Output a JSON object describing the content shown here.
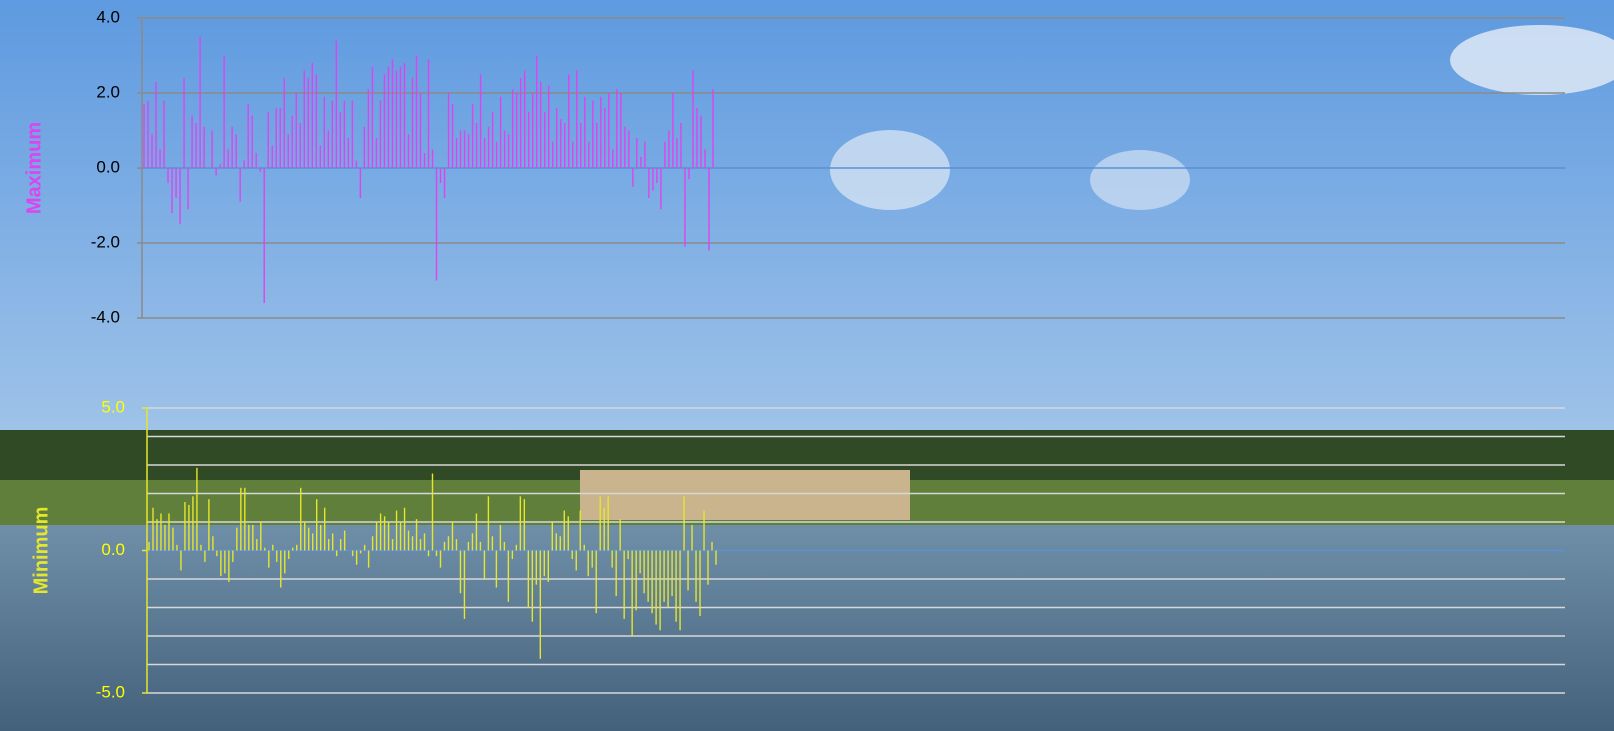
{
  "chart_data": [
    {
      "type": "bar",
      "ylabel": "Maximum",
      "color": "#dd44f0",
      "tick_label_color": "#000000",
      "grid_color": "#8a8a8a",
      "zero_color": "#5b8fd6",
      "ylim": [
        -4,
        4
      ],
      "yticks": [
        {
          "value": 4,
          "label": "4.0"
        },
        {
          "value": 2,
          "label": "2.0"
        },
        {
          "value": 0,
          "label": "0.0"
        },
        {
          "value": -2,
          "label": "-2.0"
        },
        {
          "value": -4,
          "label": "-4.0"
        }
      ],
      "grid": true,
      "values": [
        1.7,
        1.8,
        0.9,
        2.3,
        0.5,
        1.8,
        -0.4,
        -1.2,
        -0.8,
        -1.5,
        2.4,
        -1.1,
        1.4,
        1.2,
        3.5,
        1.1,
        0.0,
        1.0,
        -0.2,
        0.1,
        3.0,
        0.5,
        1.1,
        0.9,
        -0.9,
        0.2,
        1.7,
        1.4,
        0.4,
        -0.1,
        -3.6,
        1.5,
        0.6,
        1.6,
        1.6,
        2.4,
        0.9,
        1.4,
        2.0,
        1.2,
        2.6,
        2.4,
        2.8,
        2.5,
        0.6,
        1.9,
        1.0,
        1.8,
        3.4,
        1.5,
        1.8,
        0.8,
        1.8,
        0.2,
        -0.8,
        1.1,
        2.1,
        2.7,
        0.8,
        1.8,
        2.5,
        2.7,
        2.9,
        2.6,
        2.7,
        2.8,
        0.9,
        2.4,
        3.0,
        2.0,
        0.4,
        2.9,
        0.5,
        -3.0,
        -0.4,
        -0.8,
        2.0,
        1.7,
        0.8,
        1.0,
        1.0,
        0.9,
        1.7,
        1.2,
        2.5,
        0.8,
        1.1,
        1.5,
        0.7,
        1.9,
        1.0,
        0.9,
        2.1,
        2.0,
        2.4,
        2.6,
        1.5,
        2.0,
        3.0,
        2.3,
        1.5,
        2.2,
        0.7,
        1.6,
        1.3,
        1.2,
        2.5,
        0.7,
        2.6,
        1.2,
        1.9,
        0.7,
        1.8,
        1.2,
        1.9,
        1.6,
        2.0,
        0.5,
        2.1,
        2.0,
        1.1,
        1.0,
        -0.5,
        0.8,
        0.3,
        0.7,
        -0.8,
        -0.6,
        -0.4,
        -1.1,
        0.7,
        1.0,
        2.0,
        0.8,
        1.2,
        -2.1,
        -0.3,
        2.6,
        1.6,
        1.4,
        0.5,
        -2.2,
        2.1
      ]
    },
    {
      "type": "bar",
      "ylabel": "Minimum",
      "color": "#e6e62a",
      "tick_label_color": "#ffff00",
      "grid_color": "#d8d8d8",
      "zero_color": "#5b8fd6",
      "ylim": [
        -5,
        5
      ],
      "yticks": [
        {
          "value": 5,
          "label": "5.0"
        },
        {
          "value": 0,
          "label": "0.0"
        },
        {
          "value": -5,
          "label": "-5.0"
        }
      ],
      "minor_yticks": [
        4,
        3,
        2,
        1,
        -1,
        -2,
        -3,
        -4
      ],
      "grid": true,
      "values": [
        0.3,
        1.5,
        1.1,
        1.3,
        0.9,
        1.3,
        0.8,
        0.2,
        -0.7,
        1.7,
        1.6,
        1.9,
        2.9,
        0.2,
        -0.4,
        1.8,
        0.5,
        -0.2,
        -0.9,
        -0.8,
        -1.1,
        -0.4,
        0.8,
        2.2,
        2.2,
        0.9,
        0.9,
        0.4,
        1.0,
        0.1,
        -0.6,
        0.2,
        -0.4,
        -1.3,
        -0.8,
        -0.3,
        0.1,
        0.2,
        2.2,
        1.0,
        0.8,
        0.6,
        1.8,
        0.9,
        1.5,
        0.4,
        0.6,
        -0.2,
        0.4,
        0.7,
        0.0,
        -0.2,
        -0.5,
        -0.1,
        0.2,
        -0.6,
        0.5,
        1.0,
        1.3,
        1.2,
        1.0,
        0.4,
        1.4,
        1.0,
        1.5,
        0.7,
        0.5,
        1.1,
        0.4,
        0.6,
        -0.2,
        2.7,
        -0.2,
        -0.6,
        0.3,
        0.5,
        1.0,
        0.4,
        -1.5,
        -2.4,
        0.3,
        0.6,
        1.3,
        0.3,
        -1.0,
        1.9,
        0.5,
        -1.3,
        0.9,
        0.3,
        -1.8,
        -0.3,
        0.2,
        1.9,
        1.8,
        -2.0,
        -2.5,
        -1.2,
        -3.8,
        -0.9,
        -1.1,
        1.0,
        0.6,
        0.5,
        1.4,
        1.2,
        -0.3,
        -0.7,
        1.4,
        0.2,
        -0.9,
        -0.6,
        -2.2,
        1.9,
        1.5,
        1.9,
        -0.6,
        -1.6,
        1.1,
        -2.4,
        -0.3,
        -3.0,
        -2.1,
        -0.8,
        -1.5,
        -1.8,
        -2.2,
        -2.6,
        -2.8,
        -1.8,
        -2.0,
        -1.6,
        -2.5,
        -2.8,
        1.9,
        -1.4,
        0.9,
        -1.8,
        -2.3,
        1.4,
        -1.2,
        0.3,
        -0.5
      ]
    }
  ]
}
- - - - - - -
--- Task objective ---
Above are records with pictures; repeat the records exactly and leave the pictures out.

--- Response to the task ---
Output a JSON object describing the content shown here.
{
  "chart_data": [
    {
      "type": "bar",
      "ylabel": "Maximum",
      "color": "#dd44f0",
      "tick_label_color": "#000000",
      "grid_color": "#8a8a8a",
      "zero_color": "#5b8fd6",
      "ylim": [
        -4,
        4
      ],
      "yticks": [
        {
          "value": 4,
          "label": "4.0"
        },
        {
          "value": 2,
          "label": "2.0"
        },
        {
          "value": 0,
          "label": "0.0"
        },
        {
          "value": -2,
          "label": "-2.0"
        },
        {
          "value": -4,
          "label": "-4.0"
        }
      ],
      "grid": true,
      "values": [
        1.7,
        1.8,
        0.9,
        2.3,
        0.5,
        1.8,
        -0.4,
        -1.2,
        -0.8,
        -1.5,
        2.4,
        -1.1,
        1.4,
        1.2,
        3.5,
        1.1,
        0.0,
        1.0,
        -0.2,
        0.1,
        3.0,
        0.5,
        1.1,
        0.9,
        -0.9,
        0.2,
        1.7,
        1.4,
        0.4,
        -0.1,
        -3.6,
        1.5,
        0.6,
        1.6,
        1.6,
        2.4,
        0.9,
        1.4,
        2.0,
        1.2,
        2.6,
        2.4,
        2.8,
        2.5,
        0.6,
        1.9,
        1.0,
        1.8,
        3.4,
        1.5,
        1.8,
        0.8,
        1.8,
        0.2,
        -0.8,
        1.1,
        2.1,
        2.7,
        0.8,
        1.8,
        2.5,
        2.7,
        2.9,
        2.6,
        2.7,
        2.8,
        0.9,
        2.4,
        3.0,
        2.0,
        0.4,
        2.9,
        0.5,
        -3.0,
        -0.4,
        -0.8,
        2.0,
        1.7,
        0.8,
        1.0,
        1.0,
        0.9,
        1.7,
        1.2,
        2.5,
        0.8,
        1.1,
        1.5,
        0.7,
        1.9,
        1.0,
        0.9,
        2.1,
        2.0,
        2.4,
        2.6,
        1.5,
        2.0,
        3.0,
        2.3,
        1.5,
        2.2,
        0.7,
        1.6,
        1.3,
        1.2,
        2.5,
        0.7,
        2.6,
        1.2,
        1.9,
        0.7,
        1.8,
        1.2,
        1.9,
        1.6,
        2.0,
        0.5,
        2.1,
        2.0,
        1.1,
        1.0,
        -0.5,
        0.8,
        0.3,
        0.7,
        -0.8,
        -0.6,
        -0.4,
        -1.1,
        0.7,
        1.0,
        2.0,
        0.8,
        1.2,
        -2.1,
        -0.3,
        2.6,
        1.6,
        1.4,
        0.5,
        -2.2,
        2.1
      ]
    },
    {
      "type": "bar",
      "ylabel": "Minimum",
      "color": "#e6e62a",
      "tick_label_color": "#ffff00",
      "grid_color": "#d8d8d8",
      "zero_color": "#5b8fd6",
      "ylim": [
        -5,
        5
      ],
      "yticks": [
        {
          "value": 5,
          "label": "5.0"
        },
        {
          "value": 0,
          "label": "0.0"
        },
        {
          "value": -5,
          "label": "-5.0"
        }
      ],
      "minor_yticks": [
        4,
        3,
        2,
        1,
        -1,
        -2,
        -3,
        -4
      ],
      "grid": true,
      "values": [
        0.3,
        1.5,
        1.1,
        1.3,
        0.9,
        1.3,
        0.8,
        0.2,
        -0.7,
        1.7,
        1.6,
        1.9,
        2.9,
        0.2,
        -0.4,
        1.8,
        0.5,
        -0.2,
        -0.9,
        -0.8,
        -1.1,
        -0.4,
        0.8,
        2.2,
        2.2,
        0.9,
        0.9,
        0.4,
        1.0,
        0.1,
        -0.6,
        0.2,
        -0.4,
        -1.3,
        -0.8,
        -0.3,
        0.1,
        0.2,
        2.2,
        1.0,
        0.8,
        0.6,
        1.8,
        0.9,
        1.5,
        0.4,
        0.6,
        -0.2,
        0.4,
        0.7,
        0.0,
        -0.2,
        -0.5,
        -0.1,
        0.2,
        -0.6,
        0.5,
        1.0,
        1.3,
        1.2,
        1.0,
        0.4,
        1.4,
        1.0,
        1.5,
        0.7,
        0.5,
        1.1,
        0.4,
        0.6,
        -0.2,
        2.7,
        -0.2,
        -0.6,
        0.3,
        0.5,
        1.0,
        0.4,
        -1.5,
        -2.4,
        0.3,
        0.6,
        1.3,
        0.3,
        -1.0,
        1.9,
        0.5,
        -1.3,
        0.9,
        0.3,
        -1.8,
        -0.3,
        0.2,
        1.9,
        1.8,
        -2.0,
        -2.5,
        -1.2,
        -3.8,
        -0.9,
        -1.1,
        1.0,
        0.6,
        0.5,
        1.4,
        1.2,
        -0.3,
        -0.7,
        1.4,
        0.2,
        -0.9,
        -0.6,
        -2.2,
        1.9,
        1.5,
        1.9,
        -0.6,
        -1.6,
        1.1,
        -2.4,
        -0.3,
        -3.0,
        -2.1,
        -0.8,
        -1.5,
        -1.8,
        -2.2,
        -2.6,
        -2.8,
        -1.8,
        -2.0,
        -1.6,
        -2.5,
        -2.8,
        1.9,
        -1.4,
        0.9,
        -1.8,
        -2.3,
        1.4,
        -1.2,
        0.3,
        -0.5
      ]
    }
  ]
}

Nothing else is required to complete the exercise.